Data in this exercise:
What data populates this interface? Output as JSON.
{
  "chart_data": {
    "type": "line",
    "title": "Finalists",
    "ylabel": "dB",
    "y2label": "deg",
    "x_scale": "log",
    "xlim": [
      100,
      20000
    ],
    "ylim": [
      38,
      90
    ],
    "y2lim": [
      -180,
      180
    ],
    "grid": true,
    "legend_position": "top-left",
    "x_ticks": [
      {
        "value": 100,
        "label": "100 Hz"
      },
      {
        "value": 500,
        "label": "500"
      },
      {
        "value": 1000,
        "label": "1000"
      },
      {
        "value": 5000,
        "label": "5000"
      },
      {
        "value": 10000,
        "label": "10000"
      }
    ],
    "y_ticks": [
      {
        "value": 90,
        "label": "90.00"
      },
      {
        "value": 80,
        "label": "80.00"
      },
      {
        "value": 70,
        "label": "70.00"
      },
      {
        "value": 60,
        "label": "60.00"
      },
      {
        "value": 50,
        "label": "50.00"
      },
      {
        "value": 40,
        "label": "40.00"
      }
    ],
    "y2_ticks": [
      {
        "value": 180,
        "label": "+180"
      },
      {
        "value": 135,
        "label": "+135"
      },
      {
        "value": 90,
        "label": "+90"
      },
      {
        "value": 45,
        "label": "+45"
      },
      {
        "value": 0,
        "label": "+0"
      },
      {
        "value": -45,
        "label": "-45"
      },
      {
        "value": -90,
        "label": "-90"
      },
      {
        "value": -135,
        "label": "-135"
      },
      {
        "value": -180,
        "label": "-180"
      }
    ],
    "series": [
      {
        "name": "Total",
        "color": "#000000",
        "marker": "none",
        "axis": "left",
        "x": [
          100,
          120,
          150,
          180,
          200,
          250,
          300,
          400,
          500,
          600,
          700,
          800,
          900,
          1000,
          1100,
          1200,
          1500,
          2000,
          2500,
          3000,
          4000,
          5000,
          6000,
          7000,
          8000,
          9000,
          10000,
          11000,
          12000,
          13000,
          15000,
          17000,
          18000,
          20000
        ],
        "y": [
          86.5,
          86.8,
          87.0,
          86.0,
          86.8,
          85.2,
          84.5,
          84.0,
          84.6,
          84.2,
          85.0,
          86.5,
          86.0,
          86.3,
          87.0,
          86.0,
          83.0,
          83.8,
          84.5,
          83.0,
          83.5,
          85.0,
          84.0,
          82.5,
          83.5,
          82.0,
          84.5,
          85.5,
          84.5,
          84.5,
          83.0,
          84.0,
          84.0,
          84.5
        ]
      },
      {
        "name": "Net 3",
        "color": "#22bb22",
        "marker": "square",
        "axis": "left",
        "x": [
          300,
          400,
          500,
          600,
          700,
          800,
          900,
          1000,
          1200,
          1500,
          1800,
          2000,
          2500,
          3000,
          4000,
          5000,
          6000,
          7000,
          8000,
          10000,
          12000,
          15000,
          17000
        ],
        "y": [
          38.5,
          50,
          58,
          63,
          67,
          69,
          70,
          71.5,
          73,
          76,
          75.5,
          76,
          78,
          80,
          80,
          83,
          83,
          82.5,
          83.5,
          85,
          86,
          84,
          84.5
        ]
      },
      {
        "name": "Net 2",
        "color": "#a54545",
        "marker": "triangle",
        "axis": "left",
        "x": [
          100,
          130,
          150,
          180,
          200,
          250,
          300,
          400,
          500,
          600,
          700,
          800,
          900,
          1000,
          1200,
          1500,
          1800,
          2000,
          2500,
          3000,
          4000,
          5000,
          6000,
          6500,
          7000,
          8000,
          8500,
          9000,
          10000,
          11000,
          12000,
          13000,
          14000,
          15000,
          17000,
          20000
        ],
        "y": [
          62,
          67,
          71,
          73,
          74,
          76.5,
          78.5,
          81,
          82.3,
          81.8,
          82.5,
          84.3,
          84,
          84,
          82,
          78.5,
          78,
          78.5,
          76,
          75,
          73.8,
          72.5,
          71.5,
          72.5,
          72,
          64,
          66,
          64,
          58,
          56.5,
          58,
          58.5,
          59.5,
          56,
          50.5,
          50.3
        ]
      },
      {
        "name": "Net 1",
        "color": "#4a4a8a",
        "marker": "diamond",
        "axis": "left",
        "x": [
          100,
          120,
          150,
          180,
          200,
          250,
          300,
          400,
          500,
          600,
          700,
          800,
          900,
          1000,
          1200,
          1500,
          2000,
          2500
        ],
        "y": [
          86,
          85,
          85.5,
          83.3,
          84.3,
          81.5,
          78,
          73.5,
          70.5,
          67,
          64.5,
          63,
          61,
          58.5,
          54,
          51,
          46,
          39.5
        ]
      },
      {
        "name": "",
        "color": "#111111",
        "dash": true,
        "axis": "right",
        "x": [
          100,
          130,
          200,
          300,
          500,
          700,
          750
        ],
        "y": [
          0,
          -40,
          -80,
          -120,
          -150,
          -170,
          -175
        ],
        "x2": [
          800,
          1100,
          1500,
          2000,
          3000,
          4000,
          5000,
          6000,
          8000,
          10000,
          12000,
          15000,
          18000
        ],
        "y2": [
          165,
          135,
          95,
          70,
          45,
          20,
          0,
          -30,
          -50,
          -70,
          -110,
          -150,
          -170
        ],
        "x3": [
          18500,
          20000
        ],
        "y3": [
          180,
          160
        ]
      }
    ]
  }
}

What you will do: Write out the records shown above, exactly as they appear.

Response:
What data populates this interface? Output as JSON.
{
  "chart_data": {
    "type": "line",
    "title": "Finalists",
    "ylabel": "dB",
    "y2label": "deg",
    "x_scale": "log",
    "xlim": [
      100,
      20000
    ],
    "ylim": [
      38,
      90
    ],
    "y2lim": [
      -180,
      180
    ],
    "grid": true,
    "legend_position": "top-left",
    "x_ticks": [
      {
        "value": 100,
        "label": "100 Hz"
      },
      {
        "value": 500,
        "label": "500"
      },
      {
        "value": 1000,
        "label": "1000"
      },
      {
        "value": 5000,
        "label": "5000"
      },
      {
        "value": 10000,
        "label": "10000"
      }
    ],
    "y_ticks": [
      {
        "value": 90,
        "label": "90.00"
      },
      {
        "value": 80,
        "label": "80.00"
      },
      {
        "value": 70,
        "label": "70.00"
      },
      {
        "value": 60,
        "label": "60.00"
      },
      {
        "value": 50,
        "label": "50.00"
      },
      {
        "value": 40,
        "label": "40.00"
      }
    ],
    "y2_ticks": [
      {
        "value": 180,
        "label": "+180"
      },
      {
        "value": 135,
        "label": "+135"
      },
      {
        "value": 90,
        "label": "+90"
      },
      {
        "value": 45,
        "label": "+45"
      },
      {
        "value": 0,
        "label": "+0"
      },
      {
        "value": -45,
        "label": "-45"
      },
      {
        "value": -90,
        "label": "-90"
      },
      {
        "value": -135,
        "label": "-135"
      },
      {
        "value": -180,
        "label": "-180"
      }
    ],
    "series": [
      {
        "name": "Total",
        "color": "#000000",
        "marker": "none",
        "axis": "left",
        "x": [
          100,
          120,
          150,
          180,
          200,
          250,
          300,
          400,
          500,
          600,
          700,
          800,
          900,
          1000,
          1100,
          1200,
          1500,
          2000,
          2500,
          3000,
          4000,
          5000,
          6000,
          7000,
          8000,
          9000,
          10000,
          11000,
          12000,
          13000,
          15000,
          17000,
          18000,
          20000
        ],
        "y": [
          86.5,
          86.8,
          87.0,
          86.0,
          86.8,
          85.2,
          84.5,
          84.0,
          84.6,
          84.2,
          85.0,
          86.5,
          86.0,
          86.3,
          87.0,
          86.0,
          83.0,
          83.8,
          84.5,
          83.0,
          83.5,
          85.0,
          84.0,
          82.5,
          83.5,
          82.0,
          84.5,
          85.5,
          84.5,
          84.5,
          83.0,
          84.0,
          84.0,
          84.5
        ]
      },
      {
        "name": "Net 3",
        "color": "#22bb22",
        "marker": "square",
        "axis": "left",
        "x": [
          300,
          400,
          500,
          600,
          700,
          800,
          900,
          1000,
          1200,
          1500,
          1800,
          2000,
          2500,
          3000,
          4000,
          5000,
          6000,
          7000,
          8000,
          10000,
          12000,
          15000,
          17000
        ],
        "y": [
          38.5,
          50,
          58,
          63,
          67,
          69,
          70,
          71.5,
          73,
          76,
          75.5,
          76,
          78,
          80,
          80,
          83,
          83,
          82.5,
          83.5,
          85,
          86,
          84,
          84.5
        ]
      },
      {
        "name": "Net 2",
        "color": "#a54545",
        "marker": "triangle",
        "axis": "left",
        "x": [
          100,
          130,
          150,
          180,
          200,
          250,
          300,
          400,
          500,
          600,
          700,
          800,
          900,
          1000,
          1200,
          1500,
          1800,
          2000,
          2500,
          3000,
          4000,
          5000,
          6000,
          6500,
          7000,
          8000,
          8500,
          9000,
          10000,
          11000,
          12000,
          13000,
          14000,
          15000,
          17000,
          20000
        ],
        "y": [
          62,
          67,
          71,
          73,
          74,
          76.5,
          78.5,
          81,
          82.3,
          81.8,
          82.5,
          84.3,
          84,
          84,
          82,
          78.5,
          78,
          78.5,
          76,
          75,
          73.8,
          72.5,
          71.5,
          72.5,
          72,
          64,
          66,
          64,
          58,
          56.5,
          58,
          58.5,
          59.5,
          56,
          50.5,
          50.3
        ]
      },
      {
        "name": "Net 1",
        "color": "#4a4a8a",
        "marker": "diamond",
        "axis": "left",
        "x": [
          100,
          120,
          150,
          180,
          200,
          250,
          300,
          400,
          500,
          600,
          700,
          800,
          900,
          1000,
          1200,
          1500,
          2000,
          2500
        ],
        "y": [
          86,
          85,
          85.5,
          83.3,
          84.3,
          81.5,
          78,
          73.5,
          70.5,
          67,
          64.5,
          63,
          61,
          58.5,
          54,
          51,
          46,
          39.5
        ]
      },
      {
        "name": "",
        "color": "#111111",
        "dash": true,
        "axis": "right",
        "x": [
          100,
          130,
          200,
          300,
          500,
          700,
          750
        ],
        "y": [
          0,
          -40,
          -80,
          -120,
          -150,
          -170,
          -175
        ],
        "x2": [
          800,
          1100,
          1500,
          2000,
          3000,
          4000,
          5000,
          6000,
          8000,
          10000,
          12000,
          15000,
          18000
        ],
        "y2": [
          165,
          135,
          95,
          70,
          45,
          20,
          0,
          -30,
          -50,
          -70,
          -110,
          -150,
          -170
        ],
        "x3": [
          18500,
          20000
        ],
        "y3": [
          180,
          160
        ]
      }
    ]
  }
}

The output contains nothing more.